**ZU LÖSENDE AUFGABEN**:
1. Schreiben Sie einen Abschnitt aus dem Auszug wortgetreu ab. Beginnen Sie bei den Worten „Die Ökobilanz eines Gebäudes wird“ und hören Sie nach „der Zukunft liegen.“ auf.
2. Welches Institut hat laut dem Auszug für die Steinbranche eine Sammlung von Materialien zum kostenlosen Download ins Netz gestellt?

**AUSGEWÄHLTER AUSZUG**:

---

Das Ziel der EPDs ist, zu mehr Nachhaltigkeit am Bau zu kommen, also den Verbrauch an Ressourcen, die Freisetzung von Schadstoffen und die Freisetzung von Klimagasen zu senken.

In unserem Hauptartikel zum Thema haben wir beschrieben, welche Bedeutung die Verwertung von Steinmehl für die Ökobilanzen der Branche hat.
https://www.stone-ideas.com/103786/verwertung-des-steinmehls-epds/

Die Ökobilanz eines Gebäudes über den gesamten Lebenszyklus ( „Cradle-to-Crave“) wird in vier Phasen gegliedert:
* A beschreibt die Herstellung beziehungsweise Gewinnung der Baustoffe sowie deren Transport zur Baustelle und das Baugeschehen als solches;
* B wirft den Blick auf die Nutzung des Gebäudes nach Fertigstellung. Dazu gehören auch der Verbrauch an Energie oder Wasser und genauso Wartung und Reparaturen/Komponentenaustausch;
* C hält alle Daten zum Abriss fest;
* D widmet sich einer möglichen Wiederverwendung der Materialien.

Die Phasen C und D können auch separat betrachtet werden, und heißen dann EoLD (End of Life Declaration). Das kann insofern wichtig sein, als Recycling als Ziel schon die Herstellung der Baustoffe in Phase A beeinflussen kann.

Die Ökobilanz eines Gebäudes wird in vier Phasen gegliedert.

Klar ist, dass in einer Ökobilanz und genauso einer EPD (Environmental Product Declaration, Umwelt-Produktdeklaration) einzelne Bereiche auf Abschätzungen beruhen müssen, da sie in der Zukunft liegen.

Zu beachten ist auch: Die Lebensdauer eines Baustoffs kann sich vom Lebenszyklus eines Bauwerks unterscheiden.

Das Ziel der EPDs ist, zu mehr Nachhaltigkeit am Bau zu kommen, also den Verbrauch an Ressourcen, die Freisetzung von Schadstoffen und die Freisetzung von Klimagasen zu senken.

Der Weg dafür soll eine Selbststeuerung mit dem Verbraucher als Leitfigur sein: indem die Datensammlungen der EPDs einen fairen Wettbewerb der Baustoffe ermöglichen, sollen Architekt und Investor die besten Materialien wählen.

Dass dieses Prinzip funktioniert, ist jetzt schon erkennbar: Investoren werben mit den Zertifizierungen wie LEED oder BREEAM, die ihre Gebäude erreichen, weil sie sich damit besser vermieten oder verkaufen lassen.

Die Daten für die EPDs kommen von den Herstellern beziehungsweise Lieferanten der Baustoffe. Wissenschaftliche Institute erheben sie und machen sie vergleichbar.

In allen Ländern gibt es solche Institute. Sinnvoll ist natürlich, ein Institut vom jeweiligen Zielland zu beauftragen.

Für die Steinbranche hat das Natural Stone Institute (NSI) eine ganze Sammlung von Materialien zu dem Thema zum kostenlosen Download ins Netz gestellt.

Die Idee hinter dieser kostenlosen Hilfestellung ist, die gemeinsame Position der Steinfirmen weltweit gegenüber den Konkurrenten aus Keramik oder Kunststein zu stärken.

---

**BEREITGESTELLTES MATERIAL**:
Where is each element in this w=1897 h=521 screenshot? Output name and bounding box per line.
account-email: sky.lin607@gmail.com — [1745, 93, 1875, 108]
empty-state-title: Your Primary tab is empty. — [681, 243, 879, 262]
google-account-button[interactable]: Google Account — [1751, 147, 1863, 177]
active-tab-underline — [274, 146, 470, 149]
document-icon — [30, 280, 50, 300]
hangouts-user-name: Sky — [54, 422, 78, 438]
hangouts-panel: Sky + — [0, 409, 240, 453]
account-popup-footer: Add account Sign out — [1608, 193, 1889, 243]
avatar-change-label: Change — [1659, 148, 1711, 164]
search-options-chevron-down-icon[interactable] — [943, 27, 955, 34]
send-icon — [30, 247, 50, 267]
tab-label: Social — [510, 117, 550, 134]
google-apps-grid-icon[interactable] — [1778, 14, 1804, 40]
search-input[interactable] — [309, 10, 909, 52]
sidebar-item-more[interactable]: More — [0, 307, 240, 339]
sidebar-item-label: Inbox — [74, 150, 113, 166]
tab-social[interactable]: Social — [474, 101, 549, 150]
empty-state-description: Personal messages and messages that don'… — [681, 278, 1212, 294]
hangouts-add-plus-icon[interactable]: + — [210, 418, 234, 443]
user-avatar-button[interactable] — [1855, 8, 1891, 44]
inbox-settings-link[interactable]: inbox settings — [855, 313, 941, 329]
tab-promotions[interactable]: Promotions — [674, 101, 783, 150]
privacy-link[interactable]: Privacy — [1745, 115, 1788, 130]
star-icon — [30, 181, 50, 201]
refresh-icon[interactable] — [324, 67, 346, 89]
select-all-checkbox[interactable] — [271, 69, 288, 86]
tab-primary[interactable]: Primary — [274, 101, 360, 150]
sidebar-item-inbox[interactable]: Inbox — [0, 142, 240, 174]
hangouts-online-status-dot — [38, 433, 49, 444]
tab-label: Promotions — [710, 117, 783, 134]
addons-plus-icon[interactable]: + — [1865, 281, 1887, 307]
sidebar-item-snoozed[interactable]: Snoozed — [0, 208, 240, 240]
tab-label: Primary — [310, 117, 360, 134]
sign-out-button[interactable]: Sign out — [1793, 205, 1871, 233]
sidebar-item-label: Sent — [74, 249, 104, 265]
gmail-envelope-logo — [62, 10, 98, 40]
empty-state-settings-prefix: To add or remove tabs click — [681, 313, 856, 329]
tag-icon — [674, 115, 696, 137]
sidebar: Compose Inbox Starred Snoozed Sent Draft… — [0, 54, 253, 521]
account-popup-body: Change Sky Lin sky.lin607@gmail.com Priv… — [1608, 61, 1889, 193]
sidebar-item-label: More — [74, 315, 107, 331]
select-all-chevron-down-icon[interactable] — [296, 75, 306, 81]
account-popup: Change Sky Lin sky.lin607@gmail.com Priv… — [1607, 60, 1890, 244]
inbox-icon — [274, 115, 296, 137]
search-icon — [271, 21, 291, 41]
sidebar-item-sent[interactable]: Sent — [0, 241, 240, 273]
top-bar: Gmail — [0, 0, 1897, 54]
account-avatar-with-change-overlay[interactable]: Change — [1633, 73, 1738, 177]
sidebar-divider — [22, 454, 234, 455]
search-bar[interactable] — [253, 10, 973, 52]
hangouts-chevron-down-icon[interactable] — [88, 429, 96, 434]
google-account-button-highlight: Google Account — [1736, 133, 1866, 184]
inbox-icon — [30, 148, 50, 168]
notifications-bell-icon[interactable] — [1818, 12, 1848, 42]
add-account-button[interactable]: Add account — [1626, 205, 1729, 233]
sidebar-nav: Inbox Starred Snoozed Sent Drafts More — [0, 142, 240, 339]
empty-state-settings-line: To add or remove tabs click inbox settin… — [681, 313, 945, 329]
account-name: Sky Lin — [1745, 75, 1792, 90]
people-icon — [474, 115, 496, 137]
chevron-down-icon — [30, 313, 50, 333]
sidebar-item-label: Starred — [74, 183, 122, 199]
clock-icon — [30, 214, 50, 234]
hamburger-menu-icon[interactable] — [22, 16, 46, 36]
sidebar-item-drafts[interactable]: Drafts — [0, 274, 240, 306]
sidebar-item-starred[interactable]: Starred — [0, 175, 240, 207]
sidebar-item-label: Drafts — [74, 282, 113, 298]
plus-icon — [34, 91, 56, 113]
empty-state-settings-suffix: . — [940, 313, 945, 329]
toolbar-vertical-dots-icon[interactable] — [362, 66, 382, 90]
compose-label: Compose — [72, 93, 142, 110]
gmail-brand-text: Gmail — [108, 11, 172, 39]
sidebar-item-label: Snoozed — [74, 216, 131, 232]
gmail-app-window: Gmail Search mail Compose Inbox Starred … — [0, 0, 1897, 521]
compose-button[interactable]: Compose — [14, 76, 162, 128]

---

**ERGEBNISSE JE AUFGABE**:
1.
Die Ökobilanz eines Gebäudes wird in vier Phasen gegliedert.

Klar ist, dass in einer Ökobilanz und genauso einer EPD (Environmental Product Declaration, Umwelt-Produktdeklaration) einzelne Bereiche auf Abschätzungen beruhen müssen, da sie in der Zukunft liegen.

2. Das Natural Stone Institute (NSI).